REQUIRED TASK -> Reproduce the EDF tie-breaking discussion below word for word, from its first line to its last.

DOCUMENT PASSAGE ->
────────────────────────────────────────
[LITMUS^RT] Hash-Based Tie-Breaking for EDF

Tue Aug 21 00:10:42 CEST 2012

On Wed, Aug 15, 2012 at 5:58 PM, Jeremy Erickson <jerickso at cs.unc.edu> wrote:
> Comments to selected things inline.
>
>>
>>
>> > 2) For example, why not simply leave out tie breaks altogether (i.e.,
>> > remove the PID check)? Then the insertion order into the ready queue would
>> > create "arbitrary" tie breaks. While these tie breaks would not be
>> > necessarily consistent, I don't think this would affect worst-case analysis,
>> > which typically assumes that ties are broken against the job under analysis
>> > anyway.
>>
>> I like this idea and it is something I will consider.  Although, a
>> job's priority can change if it suspends (either for a lock or I/O).
>> This may be harmless, but I want to make sure that there aren't any
>> strange edge cases.  With regards to priority inheritance, I suppose
>> there would be no inheritance between jobs of equal deadlines.  Still,
>> suppose we have a self-suspension within a critical section.  Could an
>> inversion occur since the lock holder's priority would decrease due to
>> its suspension?  If there is an inversion, would it be bounded without
>> priority inheritance?
>>
> Although I don't think doing this would invalidate any of our worst-case
> analytical results (for exactly the reason Bjoern mentioned), it does break
> some of the proofs as written.  For example, all of the Uma-style tardiness
> proofs (including mine) work by inducting over the set of all jobs in
> priority order.  If ties are not broken consistently between jobs, no such
> ordering really exists, so the proof would need to be tweaked a bit.  As
> Glenn pointed out, we no longer have job-level static priorities, which I
> think could cause issues for synchronization.  So I wouldn't jump on this
> method too quickly.
────────────────────────────────────────
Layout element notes

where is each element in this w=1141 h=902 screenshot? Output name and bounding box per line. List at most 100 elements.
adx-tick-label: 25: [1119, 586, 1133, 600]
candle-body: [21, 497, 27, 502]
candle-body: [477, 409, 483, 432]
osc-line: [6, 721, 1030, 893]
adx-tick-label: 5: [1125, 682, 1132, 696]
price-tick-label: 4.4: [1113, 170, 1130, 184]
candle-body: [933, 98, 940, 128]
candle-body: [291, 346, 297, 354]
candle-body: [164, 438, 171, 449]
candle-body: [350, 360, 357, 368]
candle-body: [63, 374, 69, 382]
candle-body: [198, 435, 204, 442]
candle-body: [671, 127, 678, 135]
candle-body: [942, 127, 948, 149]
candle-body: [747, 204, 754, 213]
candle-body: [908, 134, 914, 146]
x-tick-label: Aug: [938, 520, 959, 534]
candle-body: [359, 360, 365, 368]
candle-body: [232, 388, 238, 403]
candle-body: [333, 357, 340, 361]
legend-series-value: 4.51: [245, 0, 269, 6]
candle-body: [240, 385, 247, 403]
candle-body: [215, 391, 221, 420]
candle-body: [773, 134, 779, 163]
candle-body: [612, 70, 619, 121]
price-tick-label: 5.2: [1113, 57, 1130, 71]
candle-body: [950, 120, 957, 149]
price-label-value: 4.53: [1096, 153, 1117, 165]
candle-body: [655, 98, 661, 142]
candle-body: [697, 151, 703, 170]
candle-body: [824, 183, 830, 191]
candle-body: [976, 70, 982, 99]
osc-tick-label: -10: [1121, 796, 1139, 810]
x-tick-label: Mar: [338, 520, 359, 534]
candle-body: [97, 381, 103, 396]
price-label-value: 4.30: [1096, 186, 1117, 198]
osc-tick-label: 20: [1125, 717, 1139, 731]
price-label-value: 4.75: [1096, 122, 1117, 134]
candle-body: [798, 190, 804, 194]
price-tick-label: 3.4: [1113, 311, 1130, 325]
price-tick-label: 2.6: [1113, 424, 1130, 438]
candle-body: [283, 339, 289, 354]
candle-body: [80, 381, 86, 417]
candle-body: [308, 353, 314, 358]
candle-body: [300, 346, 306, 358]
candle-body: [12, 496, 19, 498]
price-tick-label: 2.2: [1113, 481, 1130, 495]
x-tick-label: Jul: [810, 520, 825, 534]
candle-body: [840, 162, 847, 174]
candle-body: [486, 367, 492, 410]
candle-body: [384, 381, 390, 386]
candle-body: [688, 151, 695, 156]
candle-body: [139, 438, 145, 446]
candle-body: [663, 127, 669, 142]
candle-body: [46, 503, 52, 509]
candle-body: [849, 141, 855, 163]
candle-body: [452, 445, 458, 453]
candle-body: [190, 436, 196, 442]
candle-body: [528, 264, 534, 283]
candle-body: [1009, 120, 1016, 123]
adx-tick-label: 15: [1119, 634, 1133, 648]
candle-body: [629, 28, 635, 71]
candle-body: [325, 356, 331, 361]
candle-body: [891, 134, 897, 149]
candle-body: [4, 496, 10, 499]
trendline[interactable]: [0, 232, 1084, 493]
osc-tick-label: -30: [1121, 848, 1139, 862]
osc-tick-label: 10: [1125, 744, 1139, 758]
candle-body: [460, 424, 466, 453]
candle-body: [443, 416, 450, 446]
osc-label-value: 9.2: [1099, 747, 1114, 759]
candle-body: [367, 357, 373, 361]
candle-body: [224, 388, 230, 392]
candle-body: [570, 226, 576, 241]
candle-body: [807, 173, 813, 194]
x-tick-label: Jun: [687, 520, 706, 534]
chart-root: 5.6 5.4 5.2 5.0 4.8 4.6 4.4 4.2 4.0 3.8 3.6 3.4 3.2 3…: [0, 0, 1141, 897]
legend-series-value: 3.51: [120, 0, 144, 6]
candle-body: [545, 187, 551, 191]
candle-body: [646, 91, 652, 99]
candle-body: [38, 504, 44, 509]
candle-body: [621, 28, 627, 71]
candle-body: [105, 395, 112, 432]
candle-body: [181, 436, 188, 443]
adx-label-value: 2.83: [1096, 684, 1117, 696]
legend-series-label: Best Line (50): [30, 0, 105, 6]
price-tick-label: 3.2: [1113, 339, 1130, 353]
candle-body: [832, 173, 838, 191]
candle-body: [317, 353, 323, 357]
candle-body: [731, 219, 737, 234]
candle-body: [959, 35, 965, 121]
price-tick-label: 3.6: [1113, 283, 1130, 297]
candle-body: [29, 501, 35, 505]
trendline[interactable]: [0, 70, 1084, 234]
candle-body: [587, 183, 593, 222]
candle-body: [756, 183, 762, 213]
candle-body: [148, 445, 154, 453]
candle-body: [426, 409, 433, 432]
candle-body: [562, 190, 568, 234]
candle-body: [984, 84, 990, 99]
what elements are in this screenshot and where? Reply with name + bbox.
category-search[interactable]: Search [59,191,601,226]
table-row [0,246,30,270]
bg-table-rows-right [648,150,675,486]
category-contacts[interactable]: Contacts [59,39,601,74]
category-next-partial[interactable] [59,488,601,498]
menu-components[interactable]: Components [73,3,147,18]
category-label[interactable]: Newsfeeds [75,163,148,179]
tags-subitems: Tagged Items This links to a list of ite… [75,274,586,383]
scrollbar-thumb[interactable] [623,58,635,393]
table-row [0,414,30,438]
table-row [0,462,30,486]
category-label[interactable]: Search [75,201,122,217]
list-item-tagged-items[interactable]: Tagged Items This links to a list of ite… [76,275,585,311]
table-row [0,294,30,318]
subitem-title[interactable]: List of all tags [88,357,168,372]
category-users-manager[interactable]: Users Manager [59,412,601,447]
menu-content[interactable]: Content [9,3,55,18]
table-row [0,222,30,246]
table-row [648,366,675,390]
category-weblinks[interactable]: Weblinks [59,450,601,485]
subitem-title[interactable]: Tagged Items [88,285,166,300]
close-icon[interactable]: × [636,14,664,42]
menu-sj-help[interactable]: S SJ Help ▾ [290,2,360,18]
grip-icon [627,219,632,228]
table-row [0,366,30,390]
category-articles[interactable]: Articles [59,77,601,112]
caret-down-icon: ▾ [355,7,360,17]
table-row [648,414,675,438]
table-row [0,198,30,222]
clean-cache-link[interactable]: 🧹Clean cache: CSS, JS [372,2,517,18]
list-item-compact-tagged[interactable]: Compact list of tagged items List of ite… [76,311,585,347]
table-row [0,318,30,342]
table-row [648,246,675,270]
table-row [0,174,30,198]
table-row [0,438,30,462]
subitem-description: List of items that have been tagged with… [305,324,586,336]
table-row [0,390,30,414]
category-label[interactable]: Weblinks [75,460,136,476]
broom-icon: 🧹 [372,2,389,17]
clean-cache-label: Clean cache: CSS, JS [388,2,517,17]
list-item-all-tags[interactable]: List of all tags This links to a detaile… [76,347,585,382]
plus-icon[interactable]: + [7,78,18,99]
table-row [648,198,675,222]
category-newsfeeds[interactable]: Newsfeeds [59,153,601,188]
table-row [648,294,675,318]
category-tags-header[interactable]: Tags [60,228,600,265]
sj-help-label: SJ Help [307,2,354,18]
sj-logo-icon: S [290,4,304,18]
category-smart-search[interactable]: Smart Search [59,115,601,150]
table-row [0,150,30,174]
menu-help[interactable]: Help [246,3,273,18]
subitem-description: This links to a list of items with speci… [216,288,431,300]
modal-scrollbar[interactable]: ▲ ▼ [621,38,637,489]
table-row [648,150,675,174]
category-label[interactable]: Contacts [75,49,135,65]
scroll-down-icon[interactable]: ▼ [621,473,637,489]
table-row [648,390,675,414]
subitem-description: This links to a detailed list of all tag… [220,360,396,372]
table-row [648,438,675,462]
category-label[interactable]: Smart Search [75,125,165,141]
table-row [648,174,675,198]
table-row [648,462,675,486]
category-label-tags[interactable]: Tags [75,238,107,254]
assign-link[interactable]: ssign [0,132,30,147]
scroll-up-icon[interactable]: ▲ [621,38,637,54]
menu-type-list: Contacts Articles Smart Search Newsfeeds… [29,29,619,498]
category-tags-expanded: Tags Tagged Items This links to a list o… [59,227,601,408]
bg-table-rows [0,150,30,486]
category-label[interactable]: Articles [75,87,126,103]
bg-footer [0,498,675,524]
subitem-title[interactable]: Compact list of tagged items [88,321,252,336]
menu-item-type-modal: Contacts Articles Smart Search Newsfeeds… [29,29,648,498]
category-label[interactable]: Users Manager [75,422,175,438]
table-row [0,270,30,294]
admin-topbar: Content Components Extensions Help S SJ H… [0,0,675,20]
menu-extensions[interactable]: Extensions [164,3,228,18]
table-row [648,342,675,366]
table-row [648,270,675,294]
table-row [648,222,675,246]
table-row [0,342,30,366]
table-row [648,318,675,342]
────────────────────────────────────────
TASK SOLUTION ->
[LITMUS^RT] Hash-Based Tie-Breaking for EDF

Tue Aug 21 00:10:42 CEST 2012

On Wed, Aug 15, 2012 at 5:58 PM, Jeremy Erickson <jerickso at cs.unc.edu> wrote:
> Comments to selected things inline.
>
>>
>>
>> > 2) For example, why not simply leave out tie breaks altogether (i.e.,
>> > remove the PID check)? Then the insertion order into the ready queue would
>> > create "arbitrary" tie breaks. While these tie breaks would not be
>> > necessarily consistent, I don't think this would affect worst-case analysis,
>> > which typically assumes that ties are broken against the job under analysis
>> > anyway.
>>
>> I like this idea and it is something I will consider.  Although, a
>> job's priority can change if it suspends (either for a lock or I/O).
>> This may be harmless, but I want to make sure that there aren't any
>> strange edge cases.  With regards to priority inheritance, I suppose
>> there would be no inheritance between jobs of equal deadlines.  Still,
>> suppose we have a self-suspension within a critical section.  Could an
>> inversion occur since the lock holder's priority would decrease due to
>> its suspension?  If there is an inversion, would it be bounded without
>> priority inheritance?
>>
> Although I don't think doing this would invalidate any of our worst-case
> analytical results (for exactly the reason Bjoern mentioned), it does break
> some of the proofs as written.  For example, all of the Uma-style tardiness
> proofs (including mine) work by inducting over the set of all jobs in
> priority order.  If ties are not broken consistently between jobs, no such
> ordering really exists, so the proof would need to be tweaked a bit.  As
> Glenn pointed out, we no longer have job-level static priorities, which I
> think could cause issues for synchronization.  So I wouldn't jump on this
> method too quickly.